## 作業内容
a) 滝川英治さんの記事から、「ドラマ撮影中に自転車から落ち」を含む語句で始まり「を何度も乗り越えてきている。」で終わる部分を書き写してください。
b) 滝川英治さんの記事に出てくるカタカナの語を、出てくる順にすべて挙げてください。

## 練習用本文
>>>>

ドラマ撮影中に自転車から落ち、脊髄損傷を負った俳優・滝川英治さん。懸命にリハビリに励み、パラスポーツ番組のMCで仕事復帰を果たした。大切な家族との別れなど、多くの困難を乗り越えてきた彼が今、新たに目指す未来へ、大きな決断をして一歩ずつ進み始めた。

「実は、俳優を引退しようと思っています」

 落ち着いた声が、部屋に響いた─。

 俳優・滝川英治さん(40)は、自宅の医療用ベッドの上で、静かに微笑んでいた。

「そろそろ潮時かな……と。もう1度、最高の舞台に立ち、そして幕を引きたいと思っています」

 その表情は明るく、悲愴さは感じられない。しかし、この結論に達するまでに、滝川さんは多くの苦難を何度も乗り越えてきている。

<<<<

## 資料一覧
>>>>

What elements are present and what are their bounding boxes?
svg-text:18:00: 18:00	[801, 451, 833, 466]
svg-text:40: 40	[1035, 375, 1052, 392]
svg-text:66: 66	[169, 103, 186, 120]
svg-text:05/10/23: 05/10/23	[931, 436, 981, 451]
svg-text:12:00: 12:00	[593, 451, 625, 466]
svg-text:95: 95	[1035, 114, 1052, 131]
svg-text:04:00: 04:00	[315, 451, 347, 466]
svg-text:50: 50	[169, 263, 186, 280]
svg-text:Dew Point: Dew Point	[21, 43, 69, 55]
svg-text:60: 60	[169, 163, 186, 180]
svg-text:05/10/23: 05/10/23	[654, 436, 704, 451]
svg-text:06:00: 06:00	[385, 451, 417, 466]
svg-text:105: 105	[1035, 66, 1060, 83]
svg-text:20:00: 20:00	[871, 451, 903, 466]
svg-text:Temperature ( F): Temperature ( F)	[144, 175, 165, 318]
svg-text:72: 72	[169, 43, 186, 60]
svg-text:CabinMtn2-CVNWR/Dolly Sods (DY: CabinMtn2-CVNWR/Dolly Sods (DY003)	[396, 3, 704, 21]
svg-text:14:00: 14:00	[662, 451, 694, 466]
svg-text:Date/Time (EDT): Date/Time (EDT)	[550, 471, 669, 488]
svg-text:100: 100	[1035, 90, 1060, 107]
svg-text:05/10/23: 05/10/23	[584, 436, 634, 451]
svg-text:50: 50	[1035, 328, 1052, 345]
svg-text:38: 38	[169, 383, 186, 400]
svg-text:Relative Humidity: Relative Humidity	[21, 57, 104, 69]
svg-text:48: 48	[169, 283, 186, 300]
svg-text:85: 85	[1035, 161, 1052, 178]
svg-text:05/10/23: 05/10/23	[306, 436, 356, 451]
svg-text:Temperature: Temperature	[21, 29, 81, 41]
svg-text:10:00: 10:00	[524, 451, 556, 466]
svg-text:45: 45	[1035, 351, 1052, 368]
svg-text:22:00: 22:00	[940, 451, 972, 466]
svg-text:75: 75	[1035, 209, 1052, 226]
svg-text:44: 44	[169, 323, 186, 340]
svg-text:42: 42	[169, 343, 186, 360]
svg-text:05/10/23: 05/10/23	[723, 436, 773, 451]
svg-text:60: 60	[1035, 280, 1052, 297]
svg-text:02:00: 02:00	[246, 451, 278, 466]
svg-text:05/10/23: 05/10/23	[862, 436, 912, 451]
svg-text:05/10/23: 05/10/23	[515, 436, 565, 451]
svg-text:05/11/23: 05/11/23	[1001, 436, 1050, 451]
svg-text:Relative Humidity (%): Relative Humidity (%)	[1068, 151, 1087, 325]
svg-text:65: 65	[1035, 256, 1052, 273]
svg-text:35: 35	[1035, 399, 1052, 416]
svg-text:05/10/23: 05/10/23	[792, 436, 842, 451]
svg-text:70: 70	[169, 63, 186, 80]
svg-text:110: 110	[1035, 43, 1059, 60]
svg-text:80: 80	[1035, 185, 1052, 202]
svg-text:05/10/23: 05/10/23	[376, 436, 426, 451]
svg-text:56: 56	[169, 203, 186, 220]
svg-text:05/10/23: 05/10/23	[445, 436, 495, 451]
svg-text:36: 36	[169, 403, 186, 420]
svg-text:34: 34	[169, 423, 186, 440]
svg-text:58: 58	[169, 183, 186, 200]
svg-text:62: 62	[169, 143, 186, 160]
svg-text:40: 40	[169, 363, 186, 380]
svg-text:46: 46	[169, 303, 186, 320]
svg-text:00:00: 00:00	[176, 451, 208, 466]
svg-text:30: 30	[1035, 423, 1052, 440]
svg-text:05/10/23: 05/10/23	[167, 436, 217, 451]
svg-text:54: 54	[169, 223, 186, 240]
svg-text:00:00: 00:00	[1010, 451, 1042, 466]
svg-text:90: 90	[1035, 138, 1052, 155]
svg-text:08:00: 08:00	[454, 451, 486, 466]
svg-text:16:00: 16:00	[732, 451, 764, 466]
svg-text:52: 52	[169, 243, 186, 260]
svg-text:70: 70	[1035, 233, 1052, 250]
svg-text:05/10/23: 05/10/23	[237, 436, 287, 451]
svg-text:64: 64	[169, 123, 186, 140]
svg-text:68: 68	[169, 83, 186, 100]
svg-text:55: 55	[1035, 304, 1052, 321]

<<<<

## 解答一覧
a)
ドラマ撮影中に自転車から落ち、脊髄損傷を負った俳優・滝川英治さん。懸命にリハビリに励み、パラスポーツ番組のMCで仕事復帰を果たした。大切な家族との別れなど、多くの困難を乗り越えてきた彼が今、新たに目指す未来へ、大きな決断をして一歩ずつ進み始めた。

「実は、俳優を引退しようと思っています」

 落ち着いた声が、部屋に響いた─。

 俳優・滝川英治さん(40)は、自宅の医療用ベッドの上で、静かに微笑んでいた。

「そろそろ潮時かな……と。もう1度、最高の舞台に立ち、そして幕を引きたいと思っています」

 その表情は明るく、悲愴さは感じられない。しかし、この結論に達するまでに、滝川さんは多くの苦難を何度も乗り越えてきている。

b) ドラマ、リハビリ、パラスポーツ、ベッド